**TAREFAS**
- a) Responda às perguntas abaixo com base na crítica.
(i) Em que data o filme estreia no Brasil?
(ii) Qual ator interpreta o jornalista Lloyd Vogel?
(iii) Qual ator interpreta Jerry, o pai de Vogel?
- b) Reproduza fielmente as linhas dos registros, começando pela primeira linha dos registros e indo até a linha que contém "chart-title: confirmed Cases", com ambas incluídas.

CríticaFilmes

Um Lindo Dia na Vizinhança e um monstro chamado Tom Hanks | Crítica

Das poucas dúvidas que temos na vida é de que Tom Hanks é um excelente ator. Certo? Pois se você ainda está reticente nessa questão, a dica é assistir Um Lindo Dia na Vizinhança, que estreia no Brasil no dia 23 de janeiro. No longa, baseado em fatos reais e na vida do apresentador Mister Rogers (Hanks), você verá um pouco mais do assombro de versatilidade de interpretações que o nosso eterno Forrest Gump é capaz. O filme, apesar dele não ser o protagonista, é todo dele, do início ao fim. Mas é claro, a obra de Marielle Heller (Poderia Me Perdoar, O Diário de Uma Adolescente), não é só isso.

Um Lindo Dia na Vizinhança é um filme intimista, que fala sobre rancor, guardar mágoas e saber perdoar. Ele também mostra como tudo isso pode ser prejudicial para nós humanos do mundo contemporâneo e como podemos, ou deveríamos tentar, lidar com todos esses sentimentos. Tudo isso monta uma história regular, que circula o personagem de Hanks, que conhecerá um visceral jornalista da revista Esquire, escalado para traçar o perfil do apresentador de TV, que também é considerado quase um herói nacional nos Estados Unidos. Lloyd Vogel é interpretado de forma correta por Matthew Rhys (série The Americans e The Post: A Guerra Secreta), mas por vezes, o jornalista, e recém descoberto pai de família, não chega a cativar tanto. Mas é a sua história em particular que vai tentar conectar o espectador com os sentimentos já mencionados, os quais a maioria da audiência poderá se colocar no lugar. E se você conseguir fazer isso, a experiência com o filme terá ainda mais valor. Infelizmente, não foi o que aconteceu com este que vos escreve.

Vogel tem fama de jornalista turrão, que costuma ser muito ácido em seus artigos. Rogers faz questão de conhecê-lo, e até mesmo, estudá-lo. E nessa relação, ele vai conseguir explorar um passado cheio de tensão entre Vogel e seu pai Jerry (interpretado pelo excelente Chris Cooper), que ressurge em sua vida de uma forma pra lá de conturbada. Com estes elementos, vemos o transcorrer do amadurecimento do jornalista, que antes precisa passar por algumas provações e provocações colocadas pelo seu próprio entrevistado.

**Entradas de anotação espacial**
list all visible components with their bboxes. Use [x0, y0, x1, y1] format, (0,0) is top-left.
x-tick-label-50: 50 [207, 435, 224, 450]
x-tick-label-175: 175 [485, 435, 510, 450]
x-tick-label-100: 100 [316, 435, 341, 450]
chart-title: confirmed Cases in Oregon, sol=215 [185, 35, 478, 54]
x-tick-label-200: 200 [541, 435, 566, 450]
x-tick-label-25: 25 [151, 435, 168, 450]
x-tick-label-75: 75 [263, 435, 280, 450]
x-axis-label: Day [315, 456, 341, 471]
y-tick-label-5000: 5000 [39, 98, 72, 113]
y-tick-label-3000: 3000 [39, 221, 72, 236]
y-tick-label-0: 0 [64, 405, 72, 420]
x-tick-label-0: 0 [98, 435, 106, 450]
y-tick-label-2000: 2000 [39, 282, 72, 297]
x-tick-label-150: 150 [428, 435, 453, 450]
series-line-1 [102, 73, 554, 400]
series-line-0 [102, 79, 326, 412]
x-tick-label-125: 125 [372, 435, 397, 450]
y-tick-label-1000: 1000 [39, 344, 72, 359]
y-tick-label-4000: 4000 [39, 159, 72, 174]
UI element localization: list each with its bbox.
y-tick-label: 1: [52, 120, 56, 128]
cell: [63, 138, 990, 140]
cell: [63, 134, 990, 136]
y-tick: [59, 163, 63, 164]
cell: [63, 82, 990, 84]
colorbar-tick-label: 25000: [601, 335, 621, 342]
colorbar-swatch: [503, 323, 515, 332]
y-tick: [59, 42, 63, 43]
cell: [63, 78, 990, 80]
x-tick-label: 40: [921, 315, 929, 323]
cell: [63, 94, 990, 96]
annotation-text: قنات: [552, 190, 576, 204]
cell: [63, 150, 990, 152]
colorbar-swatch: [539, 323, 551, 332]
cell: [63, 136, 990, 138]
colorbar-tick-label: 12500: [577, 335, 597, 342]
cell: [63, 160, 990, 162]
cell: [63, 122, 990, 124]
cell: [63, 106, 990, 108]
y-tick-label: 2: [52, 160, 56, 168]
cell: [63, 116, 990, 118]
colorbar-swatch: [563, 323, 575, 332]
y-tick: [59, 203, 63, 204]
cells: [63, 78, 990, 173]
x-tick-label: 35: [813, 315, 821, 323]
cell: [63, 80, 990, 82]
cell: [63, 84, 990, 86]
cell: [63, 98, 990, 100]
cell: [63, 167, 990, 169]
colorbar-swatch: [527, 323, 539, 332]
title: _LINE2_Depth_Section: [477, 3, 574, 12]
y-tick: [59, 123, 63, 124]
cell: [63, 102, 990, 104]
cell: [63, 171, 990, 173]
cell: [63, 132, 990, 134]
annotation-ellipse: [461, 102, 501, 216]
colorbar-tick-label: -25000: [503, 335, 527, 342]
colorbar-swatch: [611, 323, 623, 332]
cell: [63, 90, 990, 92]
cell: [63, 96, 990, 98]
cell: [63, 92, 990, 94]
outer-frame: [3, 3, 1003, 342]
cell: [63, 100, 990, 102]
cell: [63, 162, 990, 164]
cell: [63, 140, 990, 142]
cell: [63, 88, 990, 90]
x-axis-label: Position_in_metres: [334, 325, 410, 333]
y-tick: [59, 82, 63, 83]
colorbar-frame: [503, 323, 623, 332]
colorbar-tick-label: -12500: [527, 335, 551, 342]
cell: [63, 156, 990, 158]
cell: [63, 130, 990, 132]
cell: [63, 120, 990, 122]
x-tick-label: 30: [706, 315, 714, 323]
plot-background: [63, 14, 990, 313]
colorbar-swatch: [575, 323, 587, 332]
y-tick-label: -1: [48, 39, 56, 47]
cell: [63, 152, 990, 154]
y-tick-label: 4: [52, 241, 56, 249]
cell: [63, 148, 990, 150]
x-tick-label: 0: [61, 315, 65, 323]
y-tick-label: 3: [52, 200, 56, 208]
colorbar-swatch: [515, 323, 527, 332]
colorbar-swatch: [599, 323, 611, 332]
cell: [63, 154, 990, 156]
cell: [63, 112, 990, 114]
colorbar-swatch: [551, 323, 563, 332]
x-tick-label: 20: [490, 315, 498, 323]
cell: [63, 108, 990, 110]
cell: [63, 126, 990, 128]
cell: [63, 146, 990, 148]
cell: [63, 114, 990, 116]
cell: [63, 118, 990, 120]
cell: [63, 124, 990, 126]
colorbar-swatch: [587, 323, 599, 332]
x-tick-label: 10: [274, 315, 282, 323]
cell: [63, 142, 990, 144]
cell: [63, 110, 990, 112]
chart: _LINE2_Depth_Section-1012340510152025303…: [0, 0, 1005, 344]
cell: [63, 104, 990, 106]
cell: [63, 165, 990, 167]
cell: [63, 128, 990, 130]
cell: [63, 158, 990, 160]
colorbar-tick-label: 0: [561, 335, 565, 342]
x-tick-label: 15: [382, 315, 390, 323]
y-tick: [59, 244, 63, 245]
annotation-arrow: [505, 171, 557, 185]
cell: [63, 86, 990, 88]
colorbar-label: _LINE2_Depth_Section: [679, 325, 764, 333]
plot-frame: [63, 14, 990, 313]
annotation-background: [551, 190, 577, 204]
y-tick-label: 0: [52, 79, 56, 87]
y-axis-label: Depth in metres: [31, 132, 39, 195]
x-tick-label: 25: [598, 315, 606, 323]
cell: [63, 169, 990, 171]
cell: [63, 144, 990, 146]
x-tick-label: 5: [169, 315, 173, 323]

**RESPOSTAS ÀS TAREFAS**
- a)
(i) No dia 23 de janeiro.
(ii) Matthew Rhys.
(iii) Chris Cooper.

- b)
list all visible components with their bboxes. Use [x0, y0, x1, y1] format, (0,0) is top-left.
x-tick-label-50: 50 [207, 435, 224, 450]
x-tick-label-175: 175 [485, 435, 510, 450]
x-tick-label-100: 100 [316, 435, 341, 450]
chart-title: confirmed Cases in Oregon, sol=215 [185, 35, 478, 54]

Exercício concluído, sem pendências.